• Task input:
-- begin --

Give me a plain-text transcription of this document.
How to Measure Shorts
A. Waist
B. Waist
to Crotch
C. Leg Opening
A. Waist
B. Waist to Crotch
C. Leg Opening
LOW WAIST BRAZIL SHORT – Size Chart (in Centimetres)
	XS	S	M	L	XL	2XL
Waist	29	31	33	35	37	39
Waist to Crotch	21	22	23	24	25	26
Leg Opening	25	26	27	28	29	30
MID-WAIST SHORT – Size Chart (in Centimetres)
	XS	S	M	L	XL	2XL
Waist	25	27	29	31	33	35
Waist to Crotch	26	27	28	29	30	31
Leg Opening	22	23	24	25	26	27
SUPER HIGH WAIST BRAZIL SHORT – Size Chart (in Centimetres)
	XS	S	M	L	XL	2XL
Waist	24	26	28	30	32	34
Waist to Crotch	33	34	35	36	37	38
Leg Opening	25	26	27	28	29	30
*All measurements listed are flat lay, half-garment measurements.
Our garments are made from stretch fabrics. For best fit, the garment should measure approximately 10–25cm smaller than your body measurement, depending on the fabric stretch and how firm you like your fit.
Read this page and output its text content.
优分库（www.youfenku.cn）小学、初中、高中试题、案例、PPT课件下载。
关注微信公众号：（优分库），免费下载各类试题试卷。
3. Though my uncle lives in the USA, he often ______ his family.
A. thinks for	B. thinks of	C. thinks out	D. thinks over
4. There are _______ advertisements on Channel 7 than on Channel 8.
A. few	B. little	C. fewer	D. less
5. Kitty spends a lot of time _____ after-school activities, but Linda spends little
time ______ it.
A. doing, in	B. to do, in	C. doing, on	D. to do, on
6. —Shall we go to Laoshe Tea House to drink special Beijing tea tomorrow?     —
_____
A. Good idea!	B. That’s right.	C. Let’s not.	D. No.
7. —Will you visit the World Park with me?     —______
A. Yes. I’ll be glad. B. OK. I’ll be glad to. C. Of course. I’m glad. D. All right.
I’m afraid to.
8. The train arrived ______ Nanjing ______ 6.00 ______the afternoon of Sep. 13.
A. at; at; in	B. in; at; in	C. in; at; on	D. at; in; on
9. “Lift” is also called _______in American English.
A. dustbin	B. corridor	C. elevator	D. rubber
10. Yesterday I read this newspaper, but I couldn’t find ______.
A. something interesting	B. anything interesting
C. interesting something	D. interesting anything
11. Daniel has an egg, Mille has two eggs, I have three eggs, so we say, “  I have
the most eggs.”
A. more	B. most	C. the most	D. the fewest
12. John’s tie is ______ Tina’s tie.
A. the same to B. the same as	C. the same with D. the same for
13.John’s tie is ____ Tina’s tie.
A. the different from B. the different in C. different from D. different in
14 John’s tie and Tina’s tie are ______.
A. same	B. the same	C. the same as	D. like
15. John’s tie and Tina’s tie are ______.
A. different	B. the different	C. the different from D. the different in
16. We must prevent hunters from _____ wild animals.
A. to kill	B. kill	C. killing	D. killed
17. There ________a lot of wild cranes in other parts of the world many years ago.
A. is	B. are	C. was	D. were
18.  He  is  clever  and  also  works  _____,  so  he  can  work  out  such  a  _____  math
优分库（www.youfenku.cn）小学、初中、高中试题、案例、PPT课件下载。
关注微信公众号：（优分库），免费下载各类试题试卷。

-- end --

• Requirement: Lines that hold "There" are the ones to copy; find all of them.

• Exercise result:
4. There are _______ advertisements on Channel 7 than on Channel 8.
17. There ________a lot of wild cranes in other parts of the world many years ago.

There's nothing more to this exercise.